* DOCUMENT EXCERPT
•••

Social norms have the largest impact on G2 women, who seriously doubt their ability to speak to their parents about HBV (in the sense of it being an STD). This is understandable, because of Islamic doctrine regarding honour related to the sexual behaviour of women in the family [43]. Studies into barriers to HIV testing have also found that fear of adverse consequences, such as rejection or blame from the family, may cause women to reject a test [49]. Social support for the G1 women seemed not to be present. This is confirmed by findings from group discussions with Islamic Arabic migrant women in Sweden, who said: "it is we ourselves that must retain our health" and "I am the one helping all others" [50]. These opinions are also found in African migrant women in the US, with regard to their apprehensiveness to include their male partners in treatment decisions, or to bring them to the clinic for HIV testing [51]. In contrast with G1 women, G2 men and women do experience social support in health issues, especially from their parents. This family involvement on the one hand is appreciated as social support, but too much involvement and care may be experienced as social control and over-concern. This ambiguity is also reported by Islamic migrant women in the USA, who expressed that next to support, their families' involvement in doctor visits caused apprehensiveness about disclosing information that they would rather keep private [52]. Generally, all participants in our study said that their health prevailed over social, cultural and financial barriers. Two studies into Turkish women's ideas about health and sexuality have indicated that Turkish women do not only want to control the risk of shame for themselves, but also for the wider circle of social relationships. For many women, reducing the risk of STDs to protect their physical health introduces risks to their social relationships and to the well-being of their family and community. Thus, women place priority on the protection of their social health over their physical health [40, 41]. These findings suggest that in our group discussions, especially women may have given socially desirable answers or were not aware of those subconscious influences on their decisions.

•••

* REQUIREMENT
Please translate this sentence from the passage on social norms and HBV among migrant women into Spanish: "Social support for the G1 women seemed not to be present." These entries come from a separate source.

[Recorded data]
•••

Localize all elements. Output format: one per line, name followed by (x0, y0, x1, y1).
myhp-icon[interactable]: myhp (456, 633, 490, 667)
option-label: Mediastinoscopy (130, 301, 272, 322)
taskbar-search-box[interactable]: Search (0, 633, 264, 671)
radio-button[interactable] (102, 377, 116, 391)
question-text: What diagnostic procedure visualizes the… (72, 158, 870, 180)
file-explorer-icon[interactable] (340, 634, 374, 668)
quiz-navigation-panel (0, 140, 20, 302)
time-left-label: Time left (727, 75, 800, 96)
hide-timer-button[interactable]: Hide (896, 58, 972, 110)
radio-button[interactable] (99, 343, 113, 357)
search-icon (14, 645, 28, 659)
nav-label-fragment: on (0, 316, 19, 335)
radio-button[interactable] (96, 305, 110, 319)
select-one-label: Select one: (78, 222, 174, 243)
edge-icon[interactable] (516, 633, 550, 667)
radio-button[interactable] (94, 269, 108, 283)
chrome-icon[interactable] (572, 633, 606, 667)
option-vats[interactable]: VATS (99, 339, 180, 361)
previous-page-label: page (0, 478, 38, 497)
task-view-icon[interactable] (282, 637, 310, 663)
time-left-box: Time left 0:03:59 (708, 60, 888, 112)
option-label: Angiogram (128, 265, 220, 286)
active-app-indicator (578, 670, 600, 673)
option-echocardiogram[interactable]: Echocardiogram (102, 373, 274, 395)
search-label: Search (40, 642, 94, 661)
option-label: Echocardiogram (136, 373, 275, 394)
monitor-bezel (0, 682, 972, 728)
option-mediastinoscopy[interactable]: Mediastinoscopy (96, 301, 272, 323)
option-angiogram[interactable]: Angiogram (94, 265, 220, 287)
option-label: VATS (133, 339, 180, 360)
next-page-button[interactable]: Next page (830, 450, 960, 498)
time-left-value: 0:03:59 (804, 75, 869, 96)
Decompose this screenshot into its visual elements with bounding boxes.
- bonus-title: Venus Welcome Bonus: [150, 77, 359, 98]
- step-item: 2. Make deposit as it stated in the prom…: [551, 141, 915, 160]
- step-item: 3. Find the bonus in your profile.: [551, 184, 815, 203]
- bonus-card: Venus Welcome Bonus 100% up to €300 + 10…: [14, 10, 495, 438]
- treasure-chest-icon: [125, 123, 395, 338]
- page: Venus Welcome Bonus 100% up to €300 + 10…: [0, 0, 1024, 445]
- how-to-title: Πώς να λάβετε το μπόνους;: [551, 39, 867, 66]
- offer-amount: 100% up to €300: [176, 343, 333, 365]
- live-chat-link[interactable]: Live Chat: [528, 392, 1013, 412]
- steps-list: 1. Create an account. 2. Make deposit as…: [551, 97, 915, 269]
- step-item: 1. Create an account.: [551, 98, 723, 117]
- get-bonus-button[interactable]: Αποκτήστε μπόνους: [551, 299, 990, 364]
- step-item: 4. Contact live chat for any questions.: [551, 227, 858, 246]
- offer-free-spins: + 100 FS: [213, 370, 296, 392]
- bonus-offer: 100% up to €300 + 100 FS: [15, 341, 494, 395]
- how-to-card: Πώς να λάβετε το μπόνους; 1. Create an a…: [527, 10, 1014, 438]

•••

* RESPONSE TO THIS TASK
El apoyo social para las mujeres G1 parecía no estar presente.